[Figure record listings]
┄┄┄┄┄┄┄┄┄┄┄┄┄┄┄┄┄┄┄┄
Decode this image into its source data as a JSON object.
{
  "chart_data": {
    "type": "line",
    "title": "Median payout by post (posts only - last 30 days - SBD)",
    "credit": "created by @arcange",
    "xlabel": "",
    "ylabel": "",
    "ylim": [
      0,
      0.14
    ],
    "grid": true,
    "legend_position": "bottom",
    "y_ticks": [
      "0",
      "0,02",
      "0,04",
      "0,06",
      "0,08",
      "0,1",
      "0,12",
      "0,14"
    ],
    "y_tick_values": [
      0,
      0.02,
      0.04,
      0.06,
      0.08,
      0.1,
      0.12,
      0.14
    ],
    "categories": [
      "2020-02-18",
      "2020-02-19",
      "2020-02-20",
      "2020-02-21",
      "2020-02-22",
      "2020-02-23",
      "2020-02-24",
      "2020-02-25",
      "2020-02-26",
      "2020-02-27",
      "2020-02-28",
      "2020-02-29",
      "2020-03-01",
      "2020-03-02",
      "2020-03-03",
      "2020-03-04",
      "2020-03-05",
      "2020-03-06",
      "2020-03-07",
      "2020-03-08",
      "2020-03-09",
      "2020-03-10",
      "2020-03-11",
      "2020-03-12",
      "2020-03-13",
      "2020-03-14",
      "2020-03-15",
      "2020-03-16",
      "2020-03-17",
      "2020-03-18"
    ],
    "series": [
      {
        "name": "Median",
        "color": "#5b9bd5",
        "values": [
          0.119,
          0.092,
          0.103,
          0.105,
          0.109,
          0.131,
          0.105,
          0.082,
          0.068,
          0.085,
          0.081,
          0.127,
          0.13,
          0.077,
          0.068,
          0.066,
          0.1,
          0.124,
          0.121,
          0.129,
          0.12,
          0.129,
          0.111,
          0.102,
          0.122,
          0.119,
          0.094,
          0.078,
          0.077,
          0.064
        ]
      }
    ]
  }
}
┄┄┄┄┄┄┄┄┄┄┄┄┄┄┄┄┄┄┄┄
■ **Exercise aim**:
Give the complete listing a second time, exactly as it reads.

■ **Output**:
Decode this image into its source data as a JSON object.
{
  "chart_data": {
    "type": "line",
    "title": "Median payout by post (posts only - last 30 days - SBD)",
    "credit": "created by @arcange",
    "xlabel": "",
    "ylabel": "",
    "ylim": [
      0,
      0.14
    ],
    "grid": true,
    "legend_position": "bottom",
    "y_ticks": [
      "0",
      "0,02",
      "0,04",
      "0,06",
      "0,08",
      "0,1",
      "0,12",
      "0,14"
    ],
    "y_tick_values": [
      0,
      0.02,
      0.04,
      0.06,
      0.08,
      0.1,
      0.12,
      0.14
    ],
    "categories": [
      "2020-02-18",
      "2020-02-19",
      "2020-02-20",
      "2020-02-21",
      "2020-02-22",
      "2020-02-23",
      "2020-02-24",
      "2020-02-25",
      "2020-02-26",
      "2020-02-27",
      "2020-02-28",
      "2020-02-29",
      "2020-03-01",
      "2020-03-02",
      "2020-03-03",
      "2020-03-04",
      "2020-03-05",
      "2020-03-06",
      "2020-03-07",
      "2020-03-08",
      "2020-03-09",
      "2020-03-10",
      "2020-03-11",
      "2020-03-12",
      "2020-03-13",
      "2020-03-14",
      "2020-03-15",
      "2020-03-16",
      "2020-03-17",
      "2020-03-18"
    ],
    "series": [
      {
        "name": "Median",
        "color": "#5b9bd5",
        "values": [
          0.119,
          0.092,
          0.103,
          0.105,
          0.109,
          0.131,
          0.105,
          0.082,
          0.068,
          0.085,
          0.081,
          0.127,
          0.13,
          0.077,
          0.068,
          0.066,
          0.1,
          0.124,
          0.121,
          0.129,
          0.12,
          0.129,
          0.111,
          0.102,
          0.122,
          0.119,
          0.094,
          0.078,
          0.077,
          0.064
        ]
      }
    ]
  }
}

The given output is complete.